:: What to do ::
Copy every line of the data that contains the string "color".

Source data:
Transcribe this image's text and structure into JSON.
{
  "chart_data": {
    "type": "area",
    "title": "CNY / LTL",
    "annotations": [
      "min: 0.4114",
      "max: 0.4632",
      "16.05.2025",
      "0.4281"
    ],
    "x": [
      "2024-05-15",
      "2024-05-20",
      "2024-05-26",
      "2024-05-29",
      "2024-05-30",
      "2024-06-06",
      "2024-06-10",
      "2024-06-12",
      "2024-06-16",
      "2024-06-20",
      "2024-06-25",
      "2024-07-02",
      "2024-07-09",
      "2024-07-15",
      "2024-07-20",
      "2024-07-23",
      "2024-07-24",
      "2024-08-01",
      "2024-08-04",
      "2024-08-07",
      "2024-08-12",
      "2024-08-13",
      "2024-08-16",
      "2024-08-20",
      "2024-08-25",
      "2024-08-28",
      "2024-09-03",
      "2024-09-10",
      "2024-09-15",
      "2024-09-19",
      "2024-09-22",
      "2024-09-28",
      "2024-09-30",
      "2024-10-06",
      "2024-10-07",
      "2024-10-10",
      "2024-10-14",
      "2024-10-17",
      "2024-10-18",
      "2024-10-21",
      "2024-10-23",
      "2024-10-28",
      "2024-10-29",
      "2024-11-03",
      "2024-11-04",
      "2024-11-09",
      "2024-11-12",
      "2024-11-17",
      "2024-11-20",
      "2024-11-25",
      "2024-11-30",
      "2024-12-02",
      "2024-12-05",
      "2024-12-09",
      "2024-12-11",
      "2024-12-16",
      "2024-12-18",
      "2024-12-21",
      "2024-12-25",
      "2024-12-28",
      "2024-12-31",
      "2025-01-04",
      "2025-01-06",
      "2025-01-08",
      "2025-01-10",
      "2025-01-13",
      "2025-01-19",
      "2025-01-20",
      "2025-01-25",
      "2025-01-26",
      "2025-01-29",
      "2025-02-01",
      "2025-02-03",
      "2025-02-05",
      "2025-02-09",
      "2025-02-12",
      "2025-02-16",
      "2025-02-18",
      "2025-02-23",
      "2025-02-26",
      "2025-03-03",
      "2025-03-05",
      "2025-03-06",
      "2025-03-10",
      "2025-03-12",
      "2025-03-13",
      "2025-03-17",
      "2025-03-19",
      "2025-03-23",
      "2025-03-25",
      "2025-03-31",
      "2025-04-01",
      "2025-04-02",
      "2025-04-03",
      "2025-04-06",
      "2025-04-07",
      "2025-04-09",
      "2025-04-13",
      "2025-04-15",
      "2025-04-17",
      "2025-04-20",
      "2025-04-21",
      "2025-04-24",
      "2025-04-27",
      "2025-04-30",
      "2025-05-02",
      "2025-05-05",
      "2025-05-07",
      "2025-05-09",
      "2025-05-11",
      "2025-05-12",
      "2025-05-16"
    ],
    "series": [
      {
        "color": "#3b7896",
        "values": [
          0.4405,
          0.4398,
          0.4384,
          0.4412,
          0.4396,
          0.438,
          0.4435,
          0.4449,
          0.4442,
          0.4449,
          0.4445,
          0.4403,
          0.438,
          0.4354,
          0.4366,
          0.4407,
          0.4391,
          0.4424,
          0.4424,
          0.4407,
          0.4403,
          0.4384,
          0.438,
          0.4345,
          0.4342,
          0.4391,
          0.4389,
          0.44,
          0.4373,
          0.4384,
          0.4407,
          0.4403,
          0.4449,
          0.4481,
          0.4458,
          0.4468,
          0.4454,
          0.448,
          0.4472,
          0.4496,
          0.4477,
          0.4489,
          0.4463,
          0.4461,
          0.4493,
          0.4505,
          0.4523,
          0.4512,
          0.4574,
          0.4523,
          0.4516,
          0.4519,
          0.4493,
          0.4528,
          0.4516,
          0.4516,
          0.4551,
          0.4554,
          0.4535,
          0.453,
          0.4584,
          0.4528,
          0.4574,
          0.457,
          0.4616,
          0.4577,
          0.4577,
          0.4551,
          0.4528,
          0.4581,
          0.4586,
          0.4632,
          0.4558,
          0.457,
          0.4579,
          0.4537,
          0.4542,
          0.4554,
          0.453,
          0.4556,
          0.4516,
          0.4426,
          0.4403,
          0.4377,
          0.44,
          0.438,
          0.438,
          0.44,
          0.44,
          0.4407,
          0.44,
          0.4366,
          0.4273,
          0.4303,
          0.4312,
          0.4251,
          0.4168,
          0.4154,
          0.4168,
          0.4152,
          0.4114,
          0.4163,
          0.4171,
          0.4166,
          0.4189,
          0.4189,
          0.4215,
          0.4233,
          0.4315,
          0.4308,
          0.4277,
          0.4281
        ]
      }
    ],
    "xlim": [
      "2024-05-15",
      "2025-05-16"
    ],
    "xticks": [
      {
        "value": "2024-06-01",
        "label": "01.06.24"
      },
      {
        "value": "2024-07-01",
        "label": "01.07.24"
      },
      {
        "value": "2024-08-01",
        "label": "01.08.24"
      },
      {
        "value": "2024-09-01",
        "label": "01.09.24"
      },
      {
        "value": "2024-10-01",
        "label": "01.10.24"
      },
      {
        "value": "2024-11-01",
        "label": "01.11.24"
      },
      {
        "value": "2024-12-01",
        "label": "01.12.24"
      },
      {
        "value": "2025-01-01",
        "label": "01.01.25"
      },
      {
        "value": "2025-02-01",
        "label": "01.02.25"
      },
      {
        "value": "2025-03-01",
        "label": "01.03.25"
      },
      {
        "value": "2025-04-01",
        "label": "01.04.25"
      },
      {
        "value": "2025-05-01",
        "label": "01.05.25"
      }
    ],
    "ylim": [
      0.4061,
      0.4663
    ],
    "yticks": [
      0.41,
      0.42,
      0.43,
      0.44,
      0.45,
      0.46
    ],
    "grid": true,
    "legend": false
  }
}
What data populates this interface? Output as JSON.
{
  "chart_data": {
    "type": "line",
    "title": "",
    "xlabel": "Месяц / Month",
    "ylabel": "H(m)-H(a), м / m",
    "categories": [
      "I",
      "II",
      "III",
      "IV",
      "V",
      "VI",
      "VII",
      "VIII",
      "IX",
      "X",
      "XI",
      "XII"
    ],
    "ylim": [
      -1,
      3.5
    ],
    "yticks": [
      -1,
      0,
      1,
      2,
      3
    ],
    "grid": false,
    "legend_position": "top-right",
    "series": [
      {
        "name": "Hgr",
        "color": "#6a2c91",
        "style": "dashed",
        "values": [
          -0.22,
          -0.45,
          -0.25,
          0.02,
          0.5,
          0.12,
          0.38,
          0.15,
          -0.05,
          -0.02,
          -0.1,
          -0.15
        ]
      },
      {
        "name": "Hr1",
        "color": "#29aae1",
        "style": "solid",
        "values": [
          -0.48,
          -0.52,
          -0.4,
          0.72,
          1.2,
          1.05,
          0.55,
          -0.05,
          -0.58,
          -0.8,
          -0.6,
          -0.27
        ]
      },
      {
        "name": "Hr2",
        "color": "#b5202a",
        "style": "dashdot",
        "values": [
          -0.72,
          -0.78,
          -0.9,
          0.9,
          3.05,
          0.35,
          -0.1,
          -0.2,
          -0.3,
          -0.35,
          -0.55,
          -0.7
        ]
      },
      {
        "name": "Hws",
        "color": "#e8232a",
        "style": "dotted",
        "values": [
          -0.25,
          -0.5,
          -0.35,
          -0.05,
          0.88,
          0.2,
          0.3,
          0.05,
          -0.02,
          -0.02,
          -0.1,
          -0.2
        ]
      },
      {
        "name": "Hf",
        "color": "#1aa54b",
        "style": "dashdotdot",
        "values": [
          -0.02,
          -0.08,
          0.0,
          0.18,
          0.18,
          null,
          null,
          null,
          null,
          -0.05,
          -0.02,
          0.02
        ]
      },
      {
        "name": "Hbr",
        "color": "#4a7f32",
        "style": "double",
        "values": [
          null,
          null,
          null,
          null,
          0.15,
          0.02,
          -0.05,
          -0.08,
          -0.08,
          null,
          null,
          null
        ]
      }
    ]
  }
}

:: Complete response ::
        "color": "#3b7896",
        "color": "#6a2c91",
        "color": "#29aae1",
        "color": "#b5202a",
        "color": "#e8232a",
        "color": "#1aa54b",
        "color": "#4a7f32",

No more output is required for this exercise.